Records follow. Select each line holding "high".

## Data entries
::::

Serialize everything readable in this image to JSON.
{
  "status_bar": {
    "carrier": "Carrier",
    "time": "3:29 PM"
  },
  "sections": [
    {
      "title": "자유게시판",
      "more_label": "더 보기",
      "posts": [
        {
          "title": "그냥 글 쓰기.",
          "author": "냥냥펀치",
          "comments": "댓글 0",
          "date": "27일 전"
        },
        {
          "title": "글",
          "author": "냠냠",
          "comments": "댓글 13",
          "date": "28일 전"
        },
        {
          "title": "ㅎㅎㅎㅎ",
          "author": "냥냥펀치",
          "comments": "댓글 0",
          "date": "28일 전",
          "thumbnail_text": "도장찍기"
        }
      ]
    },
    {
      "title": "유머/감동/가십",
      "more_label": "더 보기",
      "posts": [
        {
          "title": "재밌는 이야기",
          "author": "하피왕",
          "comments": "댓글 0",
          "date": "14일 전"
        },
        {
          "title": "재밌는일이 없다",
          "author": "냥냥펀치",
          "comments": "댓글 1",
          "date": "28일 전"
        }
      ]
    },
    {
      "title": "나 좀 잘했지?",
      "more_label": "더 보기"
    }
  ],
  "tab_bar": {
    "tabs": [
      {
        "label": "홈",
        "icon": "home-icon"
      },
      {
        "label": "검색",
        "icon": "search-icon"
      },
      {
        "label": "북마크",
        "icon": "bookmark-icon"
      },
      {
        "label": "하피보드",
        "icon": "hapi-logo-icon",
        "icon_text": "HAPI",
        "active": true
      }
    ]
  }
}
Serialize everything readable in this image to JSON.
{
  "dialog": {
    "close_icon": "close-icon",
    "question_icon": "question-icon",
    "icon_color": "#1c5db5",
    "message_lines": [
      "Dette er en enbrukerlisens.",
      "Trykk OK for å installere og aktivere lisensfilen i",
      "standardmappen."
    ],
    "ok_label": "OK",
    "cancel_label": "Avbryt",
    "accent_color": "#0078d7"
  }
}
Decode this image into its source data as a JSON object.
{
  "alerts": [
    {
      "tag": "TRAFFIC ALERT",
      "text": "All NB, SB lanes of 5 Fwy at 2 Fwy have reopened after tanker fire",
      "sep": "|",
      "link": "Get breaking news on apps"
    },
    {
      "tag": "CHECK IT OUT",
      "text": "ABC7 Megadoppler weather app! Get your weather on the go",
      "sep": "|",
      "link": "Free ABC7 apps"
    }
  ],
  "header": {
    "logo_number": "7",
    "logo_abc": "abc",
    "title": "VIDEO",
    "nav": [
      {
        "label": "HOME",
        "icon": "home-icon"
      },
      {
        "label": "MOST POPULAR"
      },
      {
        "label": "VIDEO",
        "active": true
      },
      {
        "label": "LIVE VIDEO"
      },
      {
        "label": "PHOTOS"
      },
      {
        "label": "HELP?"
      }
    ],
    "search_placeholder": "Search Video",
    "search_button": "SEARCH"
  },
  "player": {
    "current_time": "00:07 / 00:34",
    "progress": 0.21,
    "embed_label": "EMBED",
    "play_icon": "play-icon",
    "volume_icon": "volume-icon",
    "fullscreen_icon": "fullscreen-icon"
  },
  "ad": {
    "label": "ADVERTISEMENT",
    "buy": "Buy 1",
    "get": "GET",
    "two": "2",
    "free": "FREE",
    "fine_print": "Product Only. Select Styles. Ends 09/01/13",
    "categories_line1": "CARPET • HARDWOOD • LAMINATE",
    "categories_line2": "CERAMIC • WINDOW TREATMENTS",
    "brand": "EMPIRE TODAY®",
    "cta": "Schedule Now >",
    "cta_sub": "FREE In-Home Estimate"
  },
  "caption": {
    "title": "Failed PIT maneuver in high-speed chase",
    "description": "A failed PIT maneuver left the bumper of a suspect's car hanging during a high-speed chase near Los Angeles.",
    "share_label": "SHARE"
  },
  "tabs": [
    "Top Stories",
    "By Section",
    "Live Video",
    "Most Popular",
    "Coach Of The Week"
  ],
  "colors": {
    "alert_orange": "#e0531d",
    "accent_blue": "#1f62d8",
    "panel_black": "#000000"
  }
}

::::

## Exercise response
    "title": "Failed PIT maneuver in high-speed chase",
    "description": "A failed PIT maneuver left the bumper of a suspect's car hanging during a high-speed chase near Los Angeles.",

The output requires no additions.